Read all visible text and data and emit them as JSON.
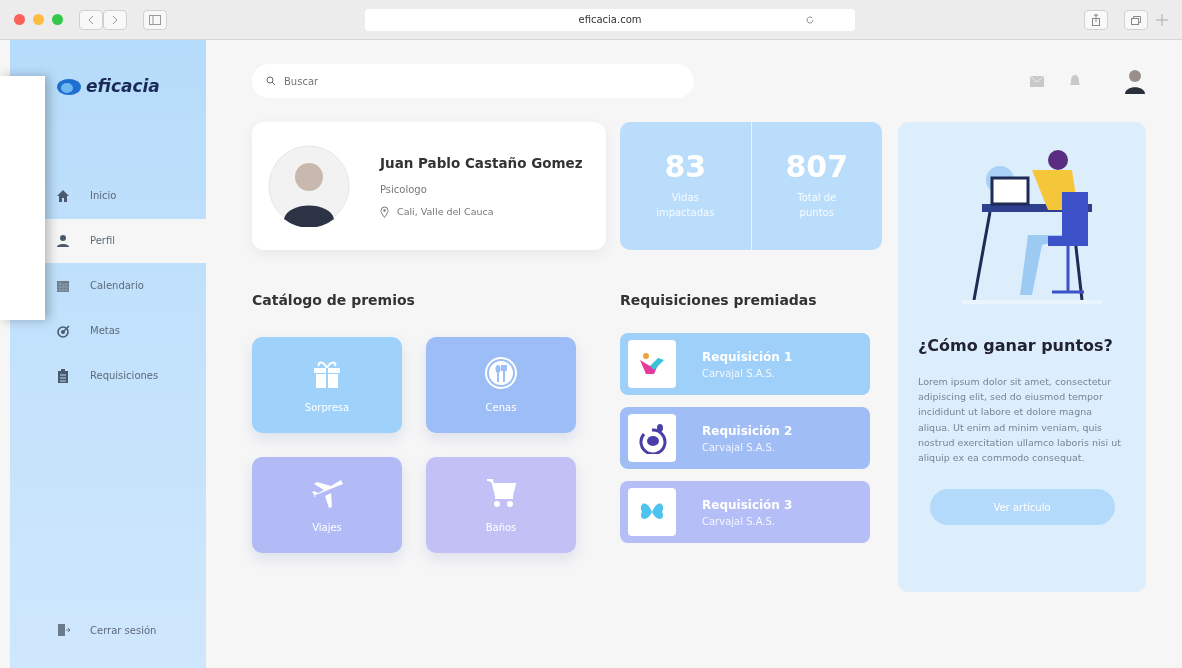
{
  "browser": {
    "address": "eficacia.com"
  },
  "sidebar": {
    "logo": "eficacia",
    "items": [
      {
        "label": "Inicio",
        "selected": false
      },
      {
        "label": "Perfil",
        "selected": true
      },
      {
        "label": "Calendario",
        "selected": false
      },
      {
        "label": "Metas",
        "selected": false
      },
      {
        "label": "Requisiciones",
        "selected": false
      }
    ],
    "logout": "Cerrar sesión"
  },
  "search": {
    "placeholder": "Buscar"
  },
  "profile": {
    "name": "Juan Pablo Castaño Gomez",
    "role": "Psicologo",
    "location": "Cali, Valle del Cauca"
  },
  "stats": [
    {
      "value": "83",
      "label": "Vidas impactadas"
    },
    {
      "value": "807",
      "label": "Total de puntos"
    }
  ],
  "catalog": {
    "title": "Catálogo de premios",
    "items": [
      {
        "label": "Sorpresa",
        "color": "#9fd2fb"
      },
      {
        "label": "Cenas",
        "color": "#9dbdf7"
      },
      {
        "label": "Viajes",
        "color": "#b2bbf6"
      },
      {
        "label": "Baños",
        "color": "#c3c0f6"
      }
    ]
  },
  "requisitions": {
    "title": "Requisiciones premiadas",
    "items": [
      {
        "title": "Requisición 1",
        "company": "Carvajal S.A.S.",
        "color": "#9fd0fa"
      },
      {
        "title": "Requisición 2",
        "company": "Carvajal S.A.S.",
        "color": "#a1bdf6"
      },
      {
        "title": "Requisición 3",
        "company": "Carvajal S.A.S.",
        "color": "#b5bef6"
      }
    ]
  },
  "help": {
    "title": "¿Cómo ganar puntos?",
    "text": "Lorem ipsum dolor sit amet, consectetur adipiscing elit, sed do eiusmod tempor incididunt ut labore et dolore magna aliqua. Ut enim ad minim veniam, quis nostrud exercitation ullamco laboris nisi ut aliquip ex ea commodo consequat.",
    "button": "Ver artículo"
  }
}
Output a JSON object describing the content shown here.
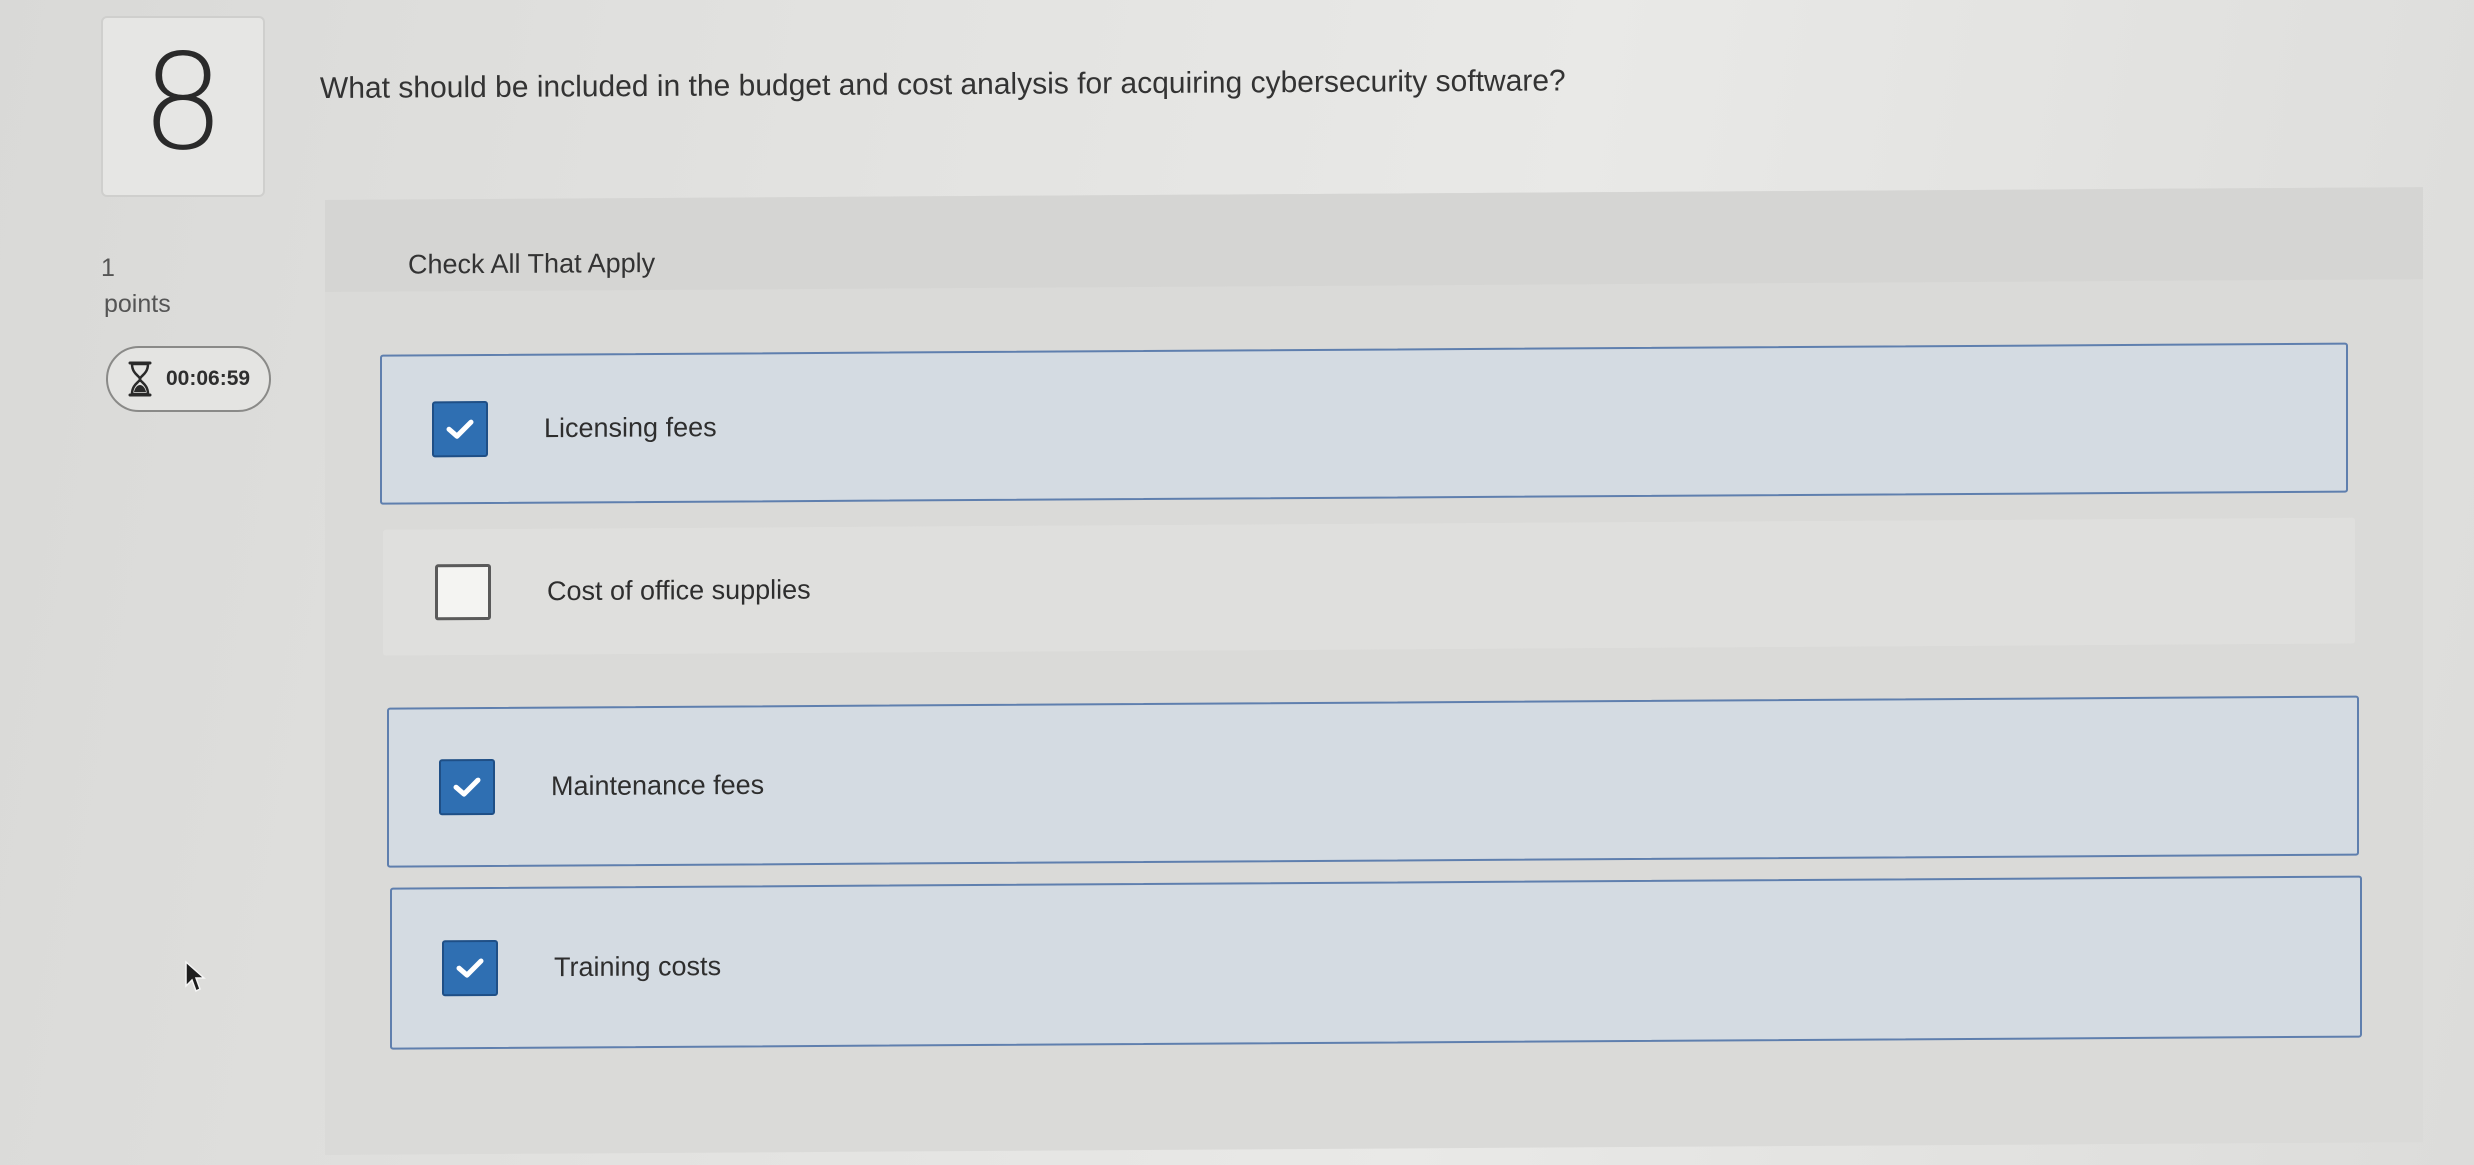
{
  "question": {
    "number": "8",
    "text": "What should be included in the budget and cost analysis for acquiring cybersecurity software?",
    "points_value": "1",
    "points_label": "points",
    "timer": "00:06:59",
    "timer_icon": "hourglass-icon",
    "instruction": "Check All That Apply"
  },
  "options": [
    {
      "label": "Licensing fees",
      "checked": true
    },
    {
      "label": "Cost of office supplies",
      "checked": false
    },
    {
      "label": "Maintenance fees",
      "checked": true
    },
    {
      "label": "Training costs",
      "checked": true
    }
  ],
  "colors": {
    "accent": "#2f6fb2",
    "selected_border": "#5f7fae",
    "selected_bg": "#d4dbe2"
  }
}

■ **TASK STATEMENT**: Write out every line of the listing that holds the word "puntos".

■ **CORRECT OUTPUT**:
      "label": "Total de puntos"
    "title": "¿Cómo ganar puntos?",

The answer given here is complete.